In the entries below, count every line with the string "JPEG". State the count and nothing else.

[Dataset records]
= = = = =

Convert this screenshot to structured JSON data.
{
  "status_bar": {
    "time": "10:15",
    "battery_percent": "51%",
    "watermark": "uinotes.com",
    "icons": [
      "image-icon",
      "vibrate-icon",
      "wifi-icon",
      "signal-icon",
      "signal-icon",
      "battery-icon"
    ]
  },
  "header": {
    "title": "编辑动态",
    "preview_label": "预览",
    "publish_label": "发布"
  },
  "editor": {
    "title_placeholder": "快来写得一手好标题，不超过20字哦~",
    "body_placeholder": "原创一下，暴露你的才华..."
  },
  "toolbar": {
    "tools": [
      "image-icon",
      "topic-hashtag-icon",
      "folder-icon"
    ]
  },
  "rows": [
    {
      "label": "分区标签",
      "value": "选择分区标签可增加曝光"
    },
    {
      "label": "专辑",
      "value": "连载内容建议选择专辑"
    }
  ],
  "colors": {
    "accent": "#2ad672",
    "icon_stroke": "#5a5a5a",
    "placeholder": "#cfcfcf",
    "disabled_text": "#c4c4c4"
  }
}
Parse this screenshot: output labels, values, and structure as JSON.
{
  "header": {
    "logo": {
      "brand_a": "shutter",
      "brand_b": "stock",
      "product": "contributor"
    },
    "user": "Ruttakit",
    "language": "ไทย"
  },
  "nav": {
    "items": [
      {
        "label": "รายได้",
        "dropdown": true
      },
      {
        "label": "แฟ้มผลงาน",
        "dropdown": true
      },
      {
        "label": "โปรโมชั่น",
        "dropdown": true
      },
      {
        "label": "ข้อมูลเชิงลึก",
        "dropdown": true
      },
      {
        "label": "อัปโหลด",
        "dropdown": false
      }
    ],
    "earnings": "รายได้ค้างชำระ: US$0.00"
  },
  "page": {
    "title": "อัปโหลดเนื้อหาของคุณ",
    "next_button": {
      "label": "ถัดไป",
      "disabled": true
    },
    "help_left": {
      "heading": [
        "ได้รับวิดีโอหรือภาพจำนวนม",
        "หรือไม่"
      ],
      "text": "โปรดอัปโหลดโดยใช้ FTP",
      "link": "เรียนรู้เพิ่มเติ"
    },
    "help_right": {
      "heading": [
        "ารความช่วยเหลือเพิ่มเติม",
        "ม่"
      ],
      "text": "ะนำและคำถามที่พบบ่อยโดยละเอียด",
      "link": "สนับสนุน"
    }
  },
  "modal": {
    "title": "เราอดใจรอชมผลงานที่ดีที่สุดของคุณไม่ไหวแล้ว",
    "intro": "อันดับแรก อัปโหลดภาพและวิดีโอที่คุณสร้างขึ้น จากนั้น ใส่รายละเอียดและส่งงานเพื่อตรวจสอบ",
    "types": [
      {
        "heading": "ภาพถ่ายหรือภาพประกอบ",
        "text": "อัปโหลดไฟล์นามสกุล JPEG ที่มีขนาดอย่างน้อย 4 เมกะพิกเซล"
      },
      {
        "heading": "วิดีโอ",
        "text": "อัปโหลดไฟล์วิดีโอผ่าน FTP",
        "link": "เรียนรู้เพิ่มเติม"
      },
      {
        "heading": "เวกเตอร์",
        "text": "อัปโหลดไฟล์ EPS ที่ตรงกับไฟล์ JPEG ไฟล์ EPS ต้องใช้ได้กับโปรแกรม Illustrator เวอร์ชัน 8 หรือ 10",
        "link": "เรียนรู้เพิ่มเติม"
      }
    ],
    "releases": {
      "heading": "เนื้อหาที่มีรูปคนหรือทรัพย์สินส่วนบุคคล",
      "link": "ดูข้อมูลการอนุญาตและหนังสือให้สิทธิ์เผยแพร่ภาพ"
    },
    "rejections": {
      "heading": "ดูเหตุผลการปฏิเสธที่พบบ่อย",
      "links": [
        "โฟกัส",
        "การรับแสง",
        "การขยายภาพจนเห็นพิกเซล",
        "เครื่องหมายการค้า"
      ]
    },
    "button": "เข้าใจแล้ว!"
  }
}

= = = = =

— RESULT OF THE EXERCISE —
2